[START RECORDS SUPPLIED]

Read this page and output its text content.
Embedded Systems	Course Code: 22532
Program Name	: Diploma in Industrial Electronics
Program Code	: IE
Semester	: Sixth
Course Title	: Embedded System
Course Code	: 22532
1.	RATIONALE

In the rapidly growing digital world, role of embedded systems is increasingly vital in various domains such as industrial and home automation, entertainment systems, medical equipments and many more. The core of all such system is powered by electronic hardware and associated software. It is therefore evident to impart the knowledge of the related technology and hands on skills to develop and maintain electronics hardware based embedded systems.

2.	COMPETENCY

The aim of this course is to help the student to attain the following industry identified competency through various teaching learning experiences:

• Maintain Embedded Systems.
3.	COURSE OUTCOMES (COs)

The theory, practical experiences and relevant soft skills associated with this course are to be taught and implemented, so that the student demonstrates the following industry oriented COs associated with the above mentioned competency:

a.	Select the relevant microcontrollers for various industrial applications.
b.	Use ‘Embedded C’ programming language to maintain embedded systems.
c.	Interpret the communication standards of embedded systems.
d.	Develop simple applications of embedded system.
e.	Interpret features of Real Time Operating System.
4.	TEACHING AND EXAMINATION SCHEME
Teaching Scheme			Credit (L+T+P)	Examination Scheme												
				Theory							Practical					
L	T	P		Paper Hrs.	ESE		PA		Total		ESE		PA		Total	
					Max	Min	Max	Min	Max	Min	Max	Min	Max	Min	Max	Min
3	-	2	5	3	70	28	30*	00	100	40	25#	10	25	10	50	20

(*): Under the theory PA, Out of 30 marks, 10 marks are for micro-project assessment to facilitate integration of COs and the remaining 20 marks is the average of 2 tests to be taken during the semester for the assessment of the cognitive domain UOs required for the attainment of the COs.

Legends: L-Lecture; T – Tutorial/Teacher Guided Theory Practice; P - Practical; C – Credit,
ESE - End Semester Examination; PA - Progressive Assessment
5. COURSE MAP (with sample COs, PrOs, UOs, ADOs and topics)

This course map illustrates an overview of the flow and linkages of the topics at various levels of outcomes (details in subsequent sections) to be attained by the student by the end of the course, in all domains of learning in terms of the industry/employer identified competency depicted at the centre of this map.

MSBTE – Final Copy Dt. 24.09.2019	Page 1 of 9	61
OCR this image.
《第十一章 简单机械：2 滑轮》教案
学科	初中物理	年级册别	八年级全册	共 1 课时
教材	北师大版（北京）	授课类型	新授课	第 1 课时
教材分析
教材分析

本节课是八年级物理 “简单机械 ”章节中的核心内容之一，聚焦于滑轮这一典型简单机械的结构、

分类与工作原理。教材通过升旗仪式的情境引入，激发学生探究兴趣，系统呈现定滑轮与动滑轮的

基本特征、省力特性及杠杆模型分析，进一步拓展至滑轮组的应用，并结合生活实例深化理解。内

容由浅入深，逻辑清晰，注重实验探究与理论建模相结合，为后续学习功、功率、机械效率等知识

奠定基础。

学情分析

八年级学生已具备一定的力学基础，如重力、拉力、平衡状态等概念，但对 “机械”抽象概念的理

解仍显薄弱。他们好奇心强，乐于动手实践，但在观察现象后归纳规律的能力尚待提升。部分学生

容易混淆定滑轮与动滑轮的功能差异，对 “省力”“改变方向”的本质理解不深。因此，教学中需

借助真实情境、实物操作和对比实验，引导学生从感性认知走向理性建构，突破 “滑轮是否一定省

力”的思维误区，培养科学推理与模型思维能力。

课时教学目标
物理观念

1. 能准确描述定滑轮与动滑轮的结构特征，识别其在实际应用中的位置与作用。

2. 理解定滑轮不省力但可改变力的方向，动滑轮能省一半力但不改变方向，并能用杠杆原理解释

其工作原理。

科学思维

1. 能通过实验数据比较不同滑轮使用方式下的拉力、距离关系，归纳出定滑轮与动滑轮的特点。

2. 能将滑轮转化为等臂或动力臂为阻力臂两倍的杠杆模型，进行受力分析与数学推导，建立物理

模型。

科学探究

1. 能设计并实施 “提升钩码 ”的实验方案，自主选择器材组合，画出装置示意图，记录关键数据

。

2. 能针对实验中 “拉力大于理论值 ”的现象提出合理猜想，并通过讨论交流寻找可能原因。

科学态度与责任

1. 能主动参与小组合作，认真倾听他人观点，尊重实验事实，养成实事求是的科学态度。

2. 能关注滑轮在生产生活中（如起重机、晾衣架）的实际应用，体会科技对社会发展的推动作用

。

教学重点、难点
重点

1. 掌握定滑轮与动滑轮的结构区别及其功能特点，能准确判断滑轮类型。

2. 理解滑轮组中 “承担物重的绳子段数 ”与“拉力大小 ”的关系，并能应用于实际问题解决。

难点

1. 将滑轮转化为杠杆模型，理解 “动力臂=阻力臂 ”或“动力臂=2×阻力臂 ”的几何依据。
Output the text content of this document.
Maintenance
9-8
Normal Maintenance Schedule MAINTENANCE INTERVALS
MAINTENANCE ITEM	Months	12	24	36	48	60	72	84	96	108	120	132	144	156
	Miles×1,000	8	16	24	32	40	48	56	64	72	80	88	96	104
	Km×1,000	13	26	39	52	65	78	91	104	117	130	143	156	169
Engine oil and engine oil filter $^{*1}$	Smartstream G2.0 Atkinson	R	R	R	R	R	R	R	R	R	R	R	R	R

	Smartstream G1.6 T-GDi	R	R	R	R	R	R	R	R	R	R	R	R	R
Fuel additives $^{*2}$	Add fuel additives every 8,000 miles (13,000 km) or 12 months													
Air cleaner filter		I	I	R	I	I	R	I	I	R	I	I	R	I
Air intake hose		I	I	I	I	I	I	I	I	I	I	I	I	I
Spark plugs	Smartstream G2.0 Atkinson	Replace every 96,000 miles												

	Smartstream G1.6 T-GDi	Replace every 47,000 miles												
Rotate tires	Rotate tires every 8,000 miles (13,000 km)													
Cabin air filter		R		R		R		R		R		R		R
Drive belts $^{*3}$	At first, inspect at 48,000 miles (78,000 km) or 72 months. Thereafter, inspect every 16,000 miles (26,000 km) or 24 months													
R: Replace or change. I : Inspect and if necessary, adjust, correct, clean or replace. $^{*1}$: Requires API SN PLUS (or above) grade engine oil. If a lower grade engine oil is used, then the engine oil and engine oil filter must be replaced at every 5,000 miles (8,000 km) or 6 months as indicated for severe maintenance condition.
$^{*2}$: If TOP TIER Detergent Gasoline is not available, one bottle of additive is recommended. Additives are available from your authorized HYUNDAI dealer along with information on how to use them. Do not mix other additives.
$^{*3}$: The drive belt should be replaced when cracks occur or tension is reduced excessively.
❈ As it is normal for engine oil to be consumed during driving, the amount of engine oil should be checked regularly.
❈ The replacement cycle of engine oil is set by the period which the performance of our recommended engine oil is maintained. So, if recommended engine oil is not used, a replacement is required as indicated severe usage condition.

[END RECORDS SUPPLIED]

> [GOAL]
Repeat the entries exactly, all of them.

> [RESULT FOR THIS TASK]
Read this page and output its text content.
Embedded Systems	Course Code: 22532
Program Name	: Diploma in Industrial Electronics
Program Code	: IE
Semester	: Sixth
Course Title	: Embedded System
Course Code	: 22532
1.	RATIONALE

In the rapidly growing digital world, role of embedded systems is increasingly vital in various domains such as industrial and home automation, entertainment systems, medical equipments and many more. The core of all such system is powered by electronic hardware and associated software. It is therefore evident to impart the knowledge of the related technology and hands on skills to develop and maintain electronics hardware based embedded systems.

2.	COMPETENCY

The aim of this course is to help the student to attain the following industry identified competency through various teaching learning experiences:

• Maintain Embedded Systems.
3.	COURSE OUTCOMES (COs)

The theory, practical experiences and relevant soft skills associated with this course are to be taught and implemented, so that the student demonstrates the following industry oriented COs associated with the above mentioned competency:

a.	Select the relevant microcontrollers for various industrial applications.
b.	Use ‘Embedded C’ programming language to maintain embedded systems.
c.	Interpret the communication standards of embedded systems.
d.	Develop simple applications of embedded system.
e.	Interpret features of Real Time Operating System.
4.	TEACHING AND EXAMINATION SCHEME
Teaching Scheme			Credit (L+T+P)	Examination Scheme												
				Theory							Practical					
L	T	P		Paper Hrs.	ESE		PA		Total		ESE		PA		Total	
					Max	Min	Max	Min	Max	Min	Max	Min	Max	Min	Max	Min
3	-	2	5	3	70	28	30*	00	100	40	25#	10	25	10	50	20

(*): Under the theory PA, Out of 30 marks, 10 marks are for micro-project assessment to facilitate integration of COs and the remaining 20 marks is the average of 2 tests to be taken during the semester for the assessment of the cognitive domain UOs required for the attainment of the COs.

Legends: L-Lecture; T – Tutorial/Teacher Guided Theory Practice; P - Practical; C – Credit,
ESE - End Semester Examination; PA - Progressive Assessment
5. COURSE MAP (with sample COs, PrOs, UOs, ADOs and topics)

This course map illustrates an overview of the flow and linkages of the topics at various levels of outcomes (details in subsequent sections) to be attained by the student by the end of the course, in all domains of learning in terms of the industry/employer identified competency depicted at the centre of this map.

MSBTE – Final Copy Dt. 24.09.2019	Page 1 of 9	61
OCR this image.
《第十一章 简单机械：2 滑轮》教案
学科	初中物理	年级册别	八年级全册	共 1 课时
教材	北师大版（北京）	授课类型	新授课	第 1 课时
教材分析
教材分析

本节课是八年级物理 “简单机械 ”章节中的核心内容之一，聚焦于滑轮这一典型简单机械的结构、

分类与工作原理。教材通过升旗仪式的情境引入，激发学生探究兴趣，系统呈现定滑轮与动滑轮的

基本特征、省力特性及杠杆模型分析，进一步拓展至滑轮组的应用，并结合生活实例深化理解。内

容由浅入深，逻辑清晰，注重实验探究与理论建模相结合，为后续学习功、功率、机械效率等知识

奠定基础。

学情分析

八年级学生已具备一定的力学基础，如重力、拉力、平衡状态等概念，但对 “机械”抽象概念的理

解仍显薄弱。他们好奇心强，乐于动手实践，但在观察现象后归纳规律的能力尚待提升。部分学生

容易混淆定滑轮与动滑轮的功能差异，对 “省力”“改变方向”的本质理解不深。因此，教学中需

借助真实情境、实物操作和对比实验，引导学生从感性认知走向理性建构，突破 “滑轮是否一定省

力”的思维误区，培养科学推理与模型思维能力。

课时教学目标
物理观念

1. 能准确描述定滑轮与动滑轮的结构特征，识别其在实际应用中的位置与作用。

2. 理解定滑轮不省力但可改变力的方向，动滑轮能省一半力但不改变方向，并能用杠杆原理解释

其工作原理。

科学思维

1. 能通过实验数据比较不同滑轮使用方式下的拉力、距离关系，归纳出定滑轮与动滑轮的特点。

2. 能将滑轮转化为等臂或动力臂为阻力臂两倍的杠杆模型，进行受力分析与数学推导，建立物理

模型。

科学探究

1. 能设计并实施 “提升钩码 ”的实验方案，自主选择器材组合，画出装置示意图，记录关键数据

。

2. 能针对实验中 “拉力大于理论值 ”的现象提出合理猜想，并通过讨论交流寻找可能原因。

科学态度与责任

1. 能主动参与小组合作，认真倾听他人观点，尊重实验事实，养成实事求是的科学态度。

2. 能关注滑轮在生产生活中（如起重机、晾衣架）的实际应用，体会科技对社会发展的推动作用

。

教学重点、难点
重点

1. 掌握定滑轮与动滑轮的结构区别及其功能特点，能准确判断滑轮类型。

2. 理解滑轮组中 “承担物重的绳子段数 ”与“拉力大小 ”的关系，并能应用于实际问题解决。

难点

1. 将滑轮转化为杠杆模型，理解 “动力臂=阻力臂 ”或“动力臂=2×阻力臂 ”的几何依据。
Output the text content of this document.
Maintenance
9-8
Normal Maintenance Schedule MAINTENANCE INTERVALS
MAINTENANCE ITEM	Months	12	24	36	48	60	72	84	96	108	120	132	144	156
	Miles×1,000	8	16	24	32	40	48	56	64	72	80	88	96	104
	Km×1,000	13	26	39	52	65	78	91	104	117	130	143	156	169
Engine oil and engine oil filter $^{*1}$	Smartstream G2.0 Atkinson	R	R	R	R	R	R	R	R	R	R	R	R	R

	Smartstream G1.6 T-GDi	R	R	R	R	R	R	R	R	R	R	R	R	R
Fuel additives $^{*2}$	Add fuel additives every 8,000 miles (13,000 km) or 12 months													
Air cleaner filter		I	I	R	I	I	R	I	I	R	I	I	R	I
Air intake hose		I	I	I	I	I	I	I	I	I	I	I	I	I
Spark plugs	Smartstream G2.0 Atkinson	Replace every 96,000 miles												

	Smartstream G1.6 T-GDi	Replace every 47,000 miles												
Rotate tires	Rotate tires every 8,000 miles (13,000 km)													
Cabin air filter		R		R		R		R		R		R		R
Drive belts $^{*3}$	At first, inspect at 48,000 miles (78,000 km) or 72 months. Thereafter, inspect every 16,000 miles (26,000 km) or 24 months													
R: Replace or change. I : Inspect and if necessary, adjust, correct, clean or replace. $^{*1}$: Requires API SN PLUS (or above) grade engine oil. If a lower grade engine oil is used, then the engine oil and engine oil filter must be replaced at every 5,000 miles (8,000 km) or 6 months as indicated for severe maintenance condition.
$^{*2}$: If TOP TIER Detergent Gasoline is not available, one bottle of additive is recommended. Additives are available from your authorized HYUNDAI dealer along with information on how to use them. Do not mix other additives.
$^{*3}$: The drive belt should be replaced when cracks occur or tension is reduced excessively.
❈ As it is normal for engine oil to be consumed during driving, the amount of engine oil should be checked regularly.
❈ The replacement cycle of engine oil is set by the period which the performance of our recommended engine oil is maintained. So, if recommended engine oil is not used, a replacement is required as indicated severe usage condition.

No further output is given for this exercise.